Make an exact copy of the entries, and keep any pictures out of it.

A run of records:
--- BEGIN ---

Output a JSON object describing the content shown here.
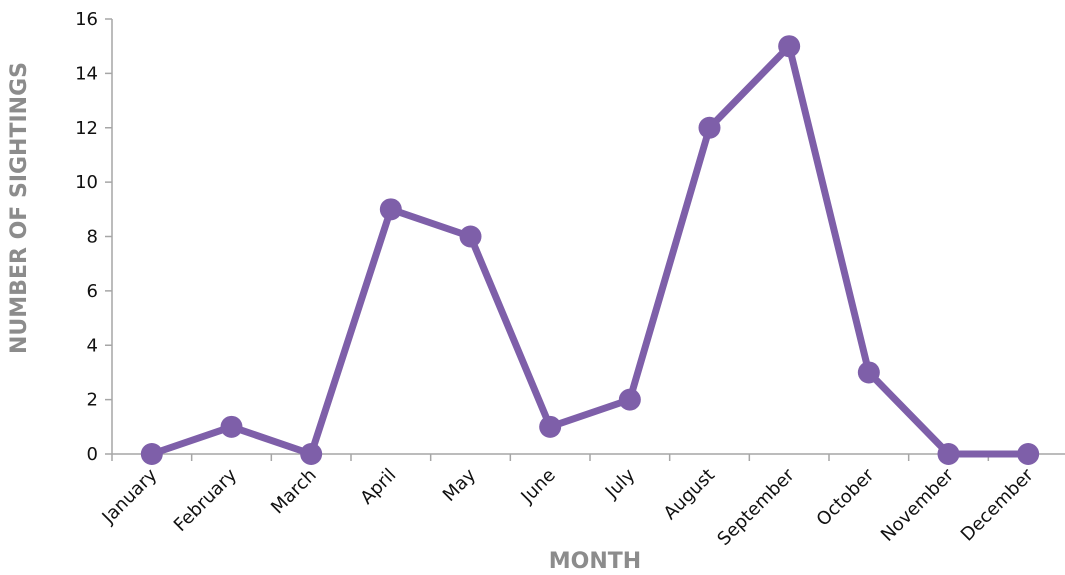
{
  "chart_data": {
    "type": "line",
    "title": "",
    "xlabel": "MONTH",
    "ylabel": "NUMBER OF SIGHTINGS",
    "categories": [
      "January",
      "February",
      "March",
      "April",
      "May",
      "June",
      "July",
      "August",
      "September",
      "October",
      "November",
      "December"
    ],
    "series": [
      {
        "values": [
          0,
          1,
          0,
          9,
          8,
          1,
          2,
          12,
          15,
          3,
          0,
          0
        ],
        "color": "#7e5fa9"
      }
    ],
    "ylim": [
      0,
      16
    ],
    "yticks": [
      "0",
      "2",
      "4",
      "6",
      "8",
      "10",
      "12",
      "14",
      "16"
    ],
    "grid": false,
    "legend": "none",
    "colors": {
      "line": "#7e5fa9",
      "axis": "#a6a6a6",
      "axis_title": "#8c8c8c",
      "tick_text": "#111111"
    }
  }
}
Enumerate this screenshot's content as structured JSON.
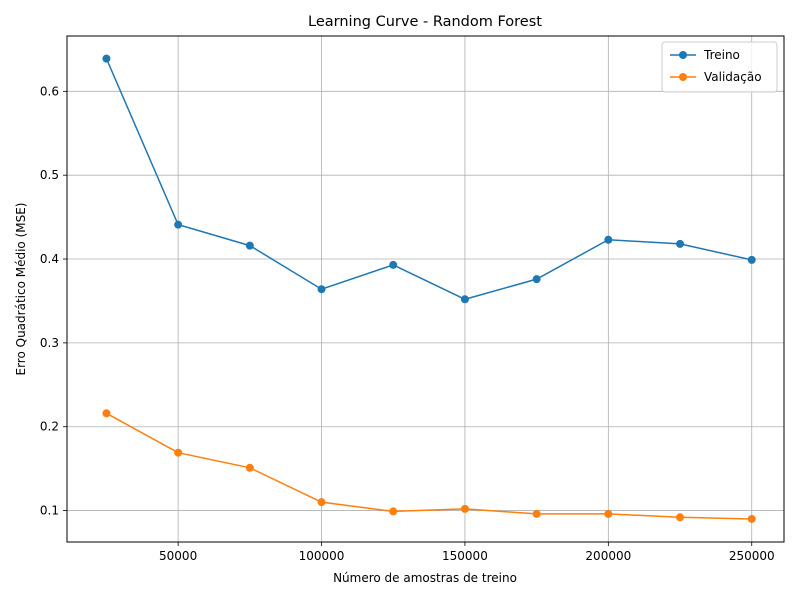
{
  "chart_data": {
    "type": "line",
    "title": "Learning Curve - Random Forest",
    "xlabel": "Número de amostras de treino",
    "ylabel": "Erro Quadrático Médio (MSE)",
    "xlim": [
      11250,
      261250
    ],
    "ylim": [
      0.0625,
      0.666
    ],
    "xticks": [
      50000,
      100000,
      150000,
      200000,
      250000
    ],
    "yticks": [
      0.1,
      0.2,
      0.3,
      0.4,
      0.5,
      0.6
    ],
    "grid": true,
    "legend_position": "top-right",
    "x": [
      25000,
      50000,
      75000,
      100000,
      125000,
      150000,
      175000,
      200000,
      225000,
      250000
    ],
    "series": [
      {
        "name": "Treino",
        "color": "#1f77b4",
        "values": [
          0.639,
          0.441,
          0.416,
          0.364,
          0.393,
          0.352,
          0.376,
          0.423,
          0.418,
          0.399
        ]
      },
      {
        "name": "Validação",
        "color": "#ff7f0e",
        "values": [
          0.216,
          0.169,
          0.151,
          0.11,
          0.099,
          0.102,
          0.096,
          0.096,
          0.092,
          0.09
        ]
      }
    ]
  }
}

--- END ---

FULL SOLUTION:
Output a JSON object describing the content shown here.
{
  "chart_data": {
    "type": "line",
    "title": "",
    "xlabel": "MONTH",
    "ylabel": "NUMBER OF SIGHTINGS",
    "categories": [
      "January",
      "February",
      "March",
      "April",
      "May",
      "June",
      "July",
      "August",
      "September",
      "October",
      "November",
      "December"
    ],
    "series": [
      {
        "values": [
          0,
          1,
          0,
          9,
          8,
          1,
          2,
          12,
          15,
          3,
          0,
          0
        ],
        "color": "#7e5fa9"
      }
    ],
    "ylim": [
      0,
      16
    ],
    "yticks": [
      "0",
      "2",
      "4",
      "6",
      "8",
      "10",
      "12",
      "14",
      "16"
    ],
    "grid": false,
    "legend": "none",
    "colors": {
      "line": "#7e5fa9",
      "axis": "#a6a6a6",
      "axis_title": "#8c8c8c",
      "tick_text": "#111111"
    }
  }
}
Enumerate this screenshot's content as structured JSON.
{
  "chart_data": {
    "type": "line",
    "title": "Learning Curve - Random Forest",
    "xlabel": "Número de amostras de treino",
    "ylabel": "Erro Quadrático Médio (MSE)",
    "xlim": [
      11250,
      261250
    ],
    "ylim": [
      0.0625,
      0.666
    ],
    "xticks": [
      50000,
      100000,
      150000,
      200000,
      250000
    ],
    "yticks": [
      0.1,
      0.2,
      0.3,
      0.4,
      0.5,
      0.6
    ],
    "grid": true,
    "legend_position": "top-right",
    "x": [
      25000,
      50000,
      75000,
      100000,
      125000,
      150000,
      175000,
      200000,
      225000,
      250000
    ],
    "series": [
      {
        "name": "Treino",
        "color": "#1f77b4",
        "values": [
          0.639,
          0.441,
          0.416,
          0.364,
          0.393,
          0.352,
          0.376,
          0.423,
          0.418,
          0.399
        ]
      },
      {
        "name": "Validação",
        "color": "#ff7f0e",
        "values": [
          0.216,
          0.169,
          0.151,
          0.11,
          0.099,
          0.102,
          0.096,
          0.096,
          0.092,
          0.09
        ]
      }
    ]
  }
}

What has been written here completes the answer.